Saved entries

BEGIN

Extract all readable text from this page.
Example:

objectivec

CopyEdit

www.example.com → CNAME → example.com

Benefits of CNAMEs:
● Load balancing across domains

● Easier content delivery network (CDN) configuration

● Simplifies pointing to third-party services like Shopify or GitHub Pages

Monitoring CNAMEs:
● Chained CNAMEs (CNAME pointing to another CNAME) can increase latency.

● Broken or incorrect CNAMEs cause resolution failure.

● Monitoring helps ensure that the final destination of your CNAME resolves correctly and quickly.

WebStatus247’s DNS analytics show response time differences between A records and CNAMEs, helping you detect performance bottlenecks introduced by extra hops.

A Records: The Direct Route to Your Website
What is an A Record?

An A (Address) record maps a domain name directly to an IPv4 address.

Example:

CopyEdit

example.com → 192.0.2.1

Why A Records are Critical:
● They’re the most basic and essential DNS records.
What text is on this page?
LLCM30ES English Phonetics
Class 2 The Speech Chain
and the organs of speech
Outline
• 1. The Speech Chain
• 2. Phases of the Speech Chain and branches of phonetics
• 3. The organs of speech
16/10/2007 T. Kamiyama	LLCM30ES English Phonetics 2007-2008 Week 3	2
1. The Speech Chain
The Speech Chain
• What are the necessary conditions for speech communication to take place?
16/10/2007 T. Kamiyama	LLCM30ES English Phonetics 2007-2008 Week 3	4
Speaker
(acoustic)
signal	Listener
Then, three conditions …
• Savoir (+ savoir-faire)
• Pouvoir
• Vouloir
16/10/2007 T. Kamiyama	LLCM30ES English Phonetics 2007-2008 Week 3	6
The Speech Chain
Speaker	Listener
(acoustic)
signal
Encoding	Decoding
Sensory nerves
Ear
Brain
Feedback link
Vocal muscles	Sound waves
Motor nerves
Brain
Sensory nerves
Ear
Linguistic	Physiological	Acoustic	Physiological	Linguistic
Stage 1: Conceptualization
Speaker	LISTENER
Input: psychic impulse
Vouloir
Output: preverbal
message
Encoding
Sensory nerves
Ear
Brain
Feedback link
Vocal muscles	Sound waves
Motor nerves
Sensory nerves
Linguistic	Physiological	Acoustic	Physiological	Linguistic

END

Directive: Give back all the records exactly as they stand.

Expected output:
Extract all readable text from this page.
Example:

objectivec

CopyEdit

www.example.com → CNAME → example.com

Benefits of CNAMEs:
● Load balancing across domains

● Easier content delivery network (CDN) configuration

● Simplifies pointing to third-party services like Shopify or GitHub Pages

Monitoring CNAMEs:
● Chained CNAMEs (CNAME pointing to another CNAME) can increase latency.

● Broken or incorrect CNAMEs cause resolution failure.

● Monitoring helps ensure that the final destination of your CNAME resolves correctly and quickly.

WebStatus247’s DNS analytics show response time differences between A records and CNAMEs, helping you detect performance bottlenecks introduced by extra hops.

A Records: The Direct Route to Your Website
What is an A Record?

An A (Address) record maps a domain name directly to an IPv4 address.

Example:

CopyEdit

example.com → 192.0.2.1

Why A Records are Critical:
● They’re the most basic and essential DNS records.
What text is on this page?
LLCM30ES English Phonetics
Class 2 The Speech Chain
and the organs of speech
Outline
• 1. The Speech Chain
• 2. Phases of the Speech Chain and branches of phonetics
• 3. The organs of speech
16/10/2007 T. Kamiyama	LLCM30ES English Phonetics 2007-2008 Week 3	2
1. The Speech Chain
The Speech Chain
• What are the necessary conditions for speech communication to take place?
16/10/2007 T. Kamiyama	LLCM30ES English Phonetics 2007-2008 Week 3	4
Speaker
(acoustic)
signal	Listener
Then, three conditions …
• Savoir (+ savoir-faire)
• Pouvoir
• Vouloir
16/10/2007 T. Kamiyama	LLCM30ES English Phonetics 2007-2008 Week 3	6
The Speech Chain
Speaker	Listener
(acoustic)
signal
Encoding	Decoding
Sensory nerves
Ear
Brain
Feedback link
Vocal muscles	Sound waves
Motor nerves
Brain
Sensory nerves
Ear
Linguistic	Physiological	Acoustic	Physiological	Linguistic
Stage 1: Conceptualization
Speaker	LISTENER
Input: psychic impulse
Vouloir
Output: preverbal
message
Encoding
Sensory nerves
Ear
Brain
Feedback link
Vocal muscles	Sound waves
Motor nerves
Sensory nerves
Linguistic	Physiological	Acoustic	Physiological	Linguistic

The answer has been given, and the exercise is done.